• _Your goal_
Extract the complete listing and repeat it word for word.
□ □ □ □
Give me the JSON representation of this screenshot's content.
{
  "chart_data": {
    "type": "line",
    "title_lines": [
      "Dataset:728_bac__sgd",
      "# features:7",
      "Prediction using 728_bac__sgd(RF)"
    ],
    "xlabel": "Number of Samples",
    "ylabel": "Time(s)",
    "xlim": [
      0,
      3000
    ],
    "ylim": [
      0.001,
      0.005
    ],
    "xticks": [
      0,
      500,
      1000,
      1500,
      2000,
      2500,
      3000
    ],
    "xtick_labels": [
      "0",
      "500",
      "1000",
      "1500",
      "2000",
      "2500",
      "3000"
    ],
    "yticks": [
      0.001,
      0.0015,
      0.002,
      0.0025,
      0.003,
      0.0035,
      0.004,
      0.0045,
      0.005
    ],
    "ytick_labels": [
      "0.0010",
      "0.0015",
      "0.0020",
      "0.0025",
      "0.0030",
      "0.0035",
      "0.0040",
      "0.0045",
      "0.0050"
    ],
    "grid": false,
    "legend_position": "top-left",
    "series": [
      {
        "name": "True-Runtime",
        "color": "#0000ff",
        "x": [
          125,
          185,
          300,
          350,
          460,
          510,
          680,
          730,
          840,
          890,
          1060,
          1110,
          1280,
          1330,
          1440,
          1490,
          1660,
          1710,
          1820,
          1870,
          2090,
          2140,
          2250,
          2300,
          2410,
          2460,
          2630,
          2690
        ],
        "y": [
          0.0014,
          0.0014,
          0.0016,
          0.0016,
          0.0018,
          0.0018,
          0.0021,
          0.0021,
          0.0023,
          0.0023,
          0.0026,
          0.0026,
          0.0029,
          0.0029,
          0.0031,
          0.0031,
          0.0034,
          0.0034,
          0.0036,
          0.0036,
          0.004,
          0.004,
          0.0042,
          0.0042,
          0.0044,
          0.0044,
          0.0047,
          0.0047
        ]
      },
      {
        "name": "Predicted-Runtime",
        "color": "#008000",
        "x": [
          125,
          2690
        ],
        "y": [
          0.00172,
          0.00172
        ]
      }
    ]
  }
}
□ □ □ □
• _Correct response_
Give me the JSON representation of this screenshot's content.
{
  "chart_data": {
    "type": "line",
    "title_lines": [
      "Dataset:728_bac__sgd",
      "# features:7",
      "Prediction using 728_bac__sgd(RF)"
    ],
    "xlabel": "Number of Samples",
    "ylabel": "Time(s)",
    "xlim": [
      0,
      3000
    ],
    "ylim": [
      0.001,
      0.005
    ],
    "xticks": [
      0,
      500,
      1000,
      1500,
      2000,
      2500,
      3000
    ],
    "xtick_labels": [
      "0",
      "500",
      "1000",
      "1500",
      "2000",
      "2500",
      "3000"
    ],
    "yticks": [
      0.001,
      0.0015,
      0.002,
      0.0025,
      0.003,
      0.0035,
      0.004,
      0.0045,
      0.005
    ],
    "ytick_labels": [
      "0.0010",
      "0.0015",
      "0.0020",
      "0.0025",
      "0.0030",
      "0.0035",
      "0.0040",
      "0.0045",
      "0.0050"
    ],
    "grid": false,
    "legend_position": "top-left",
    "series": [
      {
        "name": "True-Runtime",
        "color": "#0000ff",
        "x": [
          125,
          185,
          300,
          350,
          460,
          510,
          680,
          730,
          840,
          890,
          1060,
          1110,
          1280,
          1330,
          1440,
          1490,
          1660,
          1710,
          1820,
          1870,
          2090,
          2140,
          2250,
          2300,
          2410,
          2460,
          2630,
          2690
        ],
        "y": [
          0.0014,
          0.0014,
          0.0016,
          0.0016,
          0.0018,
          0.0018,
          0.0021,
          0.0021,
          0.0023,
          0.0023,
          0.0026,
          0.0026,
          0.0029,
          0.0029,
          0.0031,
          0.0031,
          0.0034,
          0.0034,
          0.0036,
          0.0036,
          0.004,
          0.004,
          0.0042,
          0.0042,
          0.0044,
          0.0044,
          0.0047,
          0.0047
        ]
      },
      {
        "name": "Predicted-Runtime",
        "color": "#008000",
        "x": [
          125,
          2690
        ],
        "y": [
          0.00172,
          0.00172
        ]
      }
    ]
  }
}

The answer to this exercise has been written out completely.